Go through the records and extract every line with the word "email".

# [Data]

====

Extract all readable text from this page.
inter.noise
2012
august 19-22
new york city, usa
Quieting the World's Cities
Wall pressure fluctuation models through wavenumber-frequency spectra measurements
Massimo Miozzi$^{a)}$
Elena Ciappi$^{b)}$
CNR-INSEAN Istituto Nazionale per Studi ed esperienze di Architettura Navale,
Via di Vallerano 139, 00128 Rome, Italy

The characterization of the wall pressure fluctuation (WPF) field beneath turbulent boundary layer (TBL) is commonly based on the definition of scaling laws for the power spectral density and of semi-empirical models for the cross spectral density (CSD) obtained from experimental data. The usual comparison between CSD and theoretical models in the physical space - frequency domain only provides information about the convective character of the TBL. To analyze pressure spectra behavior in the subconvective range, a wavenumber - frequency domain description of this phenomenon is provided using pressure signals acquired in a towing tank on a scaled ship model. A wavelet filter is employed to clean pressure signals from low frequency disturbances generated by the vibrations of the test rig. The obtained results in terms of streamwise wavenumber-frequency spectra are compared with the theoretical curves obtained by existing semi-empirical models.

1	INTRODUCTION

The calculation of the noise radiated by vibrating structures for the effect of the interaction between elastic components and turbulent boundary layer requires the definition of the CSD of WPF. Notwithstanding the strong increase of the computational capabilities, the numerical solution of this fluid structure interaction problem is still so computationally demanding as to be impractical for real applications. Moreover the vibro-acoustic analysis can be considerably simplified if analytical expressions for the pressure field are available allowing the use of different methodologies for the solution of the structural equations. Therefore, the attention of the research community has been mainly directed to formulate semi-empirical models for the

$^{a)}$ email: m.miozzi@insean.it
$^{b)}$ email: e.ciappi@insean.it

====

# [Written answer]
$^{a)}$ email: m.miozzi@insean.it
$^{b)}$ email: e.ciappi@insean.it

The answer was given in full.